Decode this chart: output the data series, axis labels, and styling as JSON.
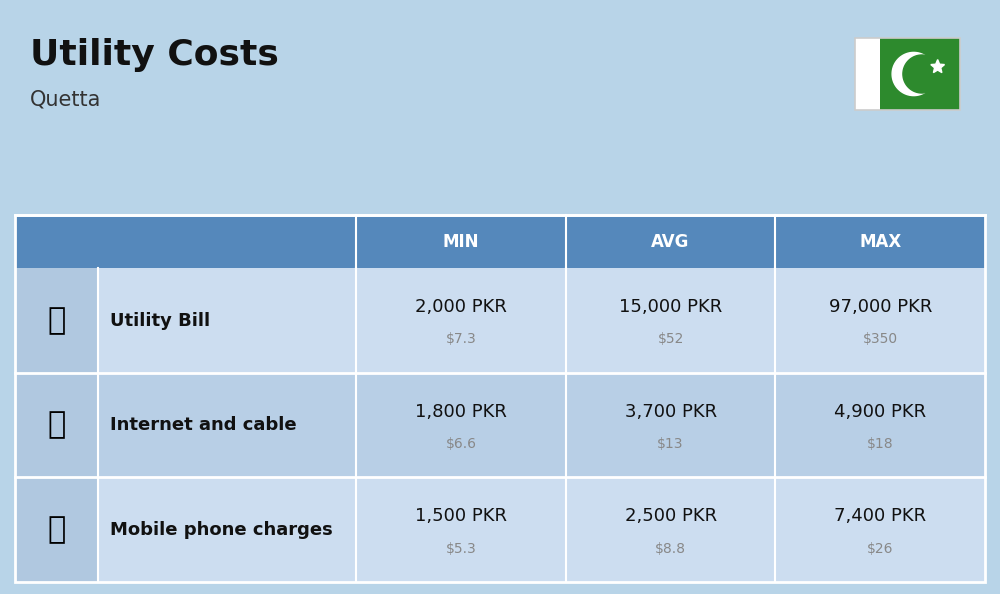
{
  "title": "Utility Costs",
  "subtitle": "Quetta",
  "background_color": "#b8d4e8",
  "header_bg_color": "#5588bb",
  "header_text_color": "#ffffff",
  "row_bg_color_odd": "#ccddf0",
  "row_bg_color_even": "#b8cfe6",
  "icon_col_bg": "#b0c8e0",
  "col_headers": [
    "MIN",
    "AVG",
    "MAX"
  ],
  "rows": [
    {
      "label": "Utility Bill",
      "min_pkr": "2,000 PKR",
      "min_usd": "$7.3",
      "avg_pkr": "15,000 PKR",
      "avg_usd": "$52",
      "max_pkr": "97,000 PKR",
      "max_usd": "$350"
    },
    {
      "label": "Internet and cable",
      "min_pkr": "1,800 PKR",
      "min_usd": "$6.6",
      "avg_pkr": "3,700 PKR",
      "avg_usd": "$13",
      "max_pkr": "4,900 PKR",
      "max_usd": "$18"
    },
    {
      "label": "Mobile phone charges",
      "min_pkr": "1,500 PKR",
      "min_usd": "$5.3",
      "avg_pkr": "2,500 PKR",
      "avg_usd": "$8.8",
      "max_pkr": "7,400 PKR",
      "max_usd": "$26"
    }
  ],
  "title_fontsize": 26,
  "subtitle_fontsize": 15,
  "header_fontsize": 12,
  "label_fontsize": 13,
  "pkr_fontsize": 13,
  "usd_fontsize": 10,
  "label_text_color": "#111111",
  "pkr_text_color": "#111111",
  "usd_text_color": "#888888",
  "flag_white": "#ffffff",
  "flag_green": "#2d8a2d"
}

-- -- --

YOUR INSTRUCTIONS:
Write out the entries above word for word. Do not include the pictures.

EXPECTED OUTPUT:
Decode this chart: output the data series, axis labels, and styling as JSON.
{
  "title": "Utility Costs",
  "subtitle": "Quetta",
  "background_color": "#b8d4e8",
  "header_bg_color": "#5588bb",
  "header_text_color": "#ffffff",
  "row_bg_color_odd": "#ccddf0",
  "row_bg_color_even": "#b8cfe6",
  "icon_col_bg": "#b0c8e0",
  "col_headers": [
    "MIN",
    "AVG",
    "MAX"
  ],
  "rows": [
    {
      "label": "Utility Bill",
      "min_pkr": "2,000 PKR",
      "min_usd": "$7.3",
      "avg_pkr": "15,000 PKR",
      "avg_usd": "$52",
      "max_pkr": "97,000 PKR",
      "max_usd": "$350"
    },
    {
      "label": "Internet and cable",
      "min_pkr": "1,800 PKR",
      "min_usd": "$6.6",
      "avg_pkr": "3,700 PKR",
      "avg_usd": "$13",
      "max_pkr": "4,900 PKR",
      "max_usd": "$18"
    },
    {
      "label": "Mobile phone charges",
      "min_pkr": "1,500 PKR",
      "min_usd": "$5.3",
      "avg_pkr": "2,500 PKR",
      "avg_usd": "$8.8",
      "max_pkr": "7,400 PKR",
      "max_usd": "$26"
    }
  ],
  "title_fontsize": 26,
  "subtitle_fontsize": 15,
  "header_fontsize": 12,
  "label_fontsize": 13,
  "pkr_fontsize": 13,
  "usd_fontsize": 10,
  "label_text_color": "#111111",
  "pkr_text_color": "#111111",
  "usd_text_color": "#888888",
  "flag_white": "#ffffff",
  "flag_green": "#2d8a2d"
}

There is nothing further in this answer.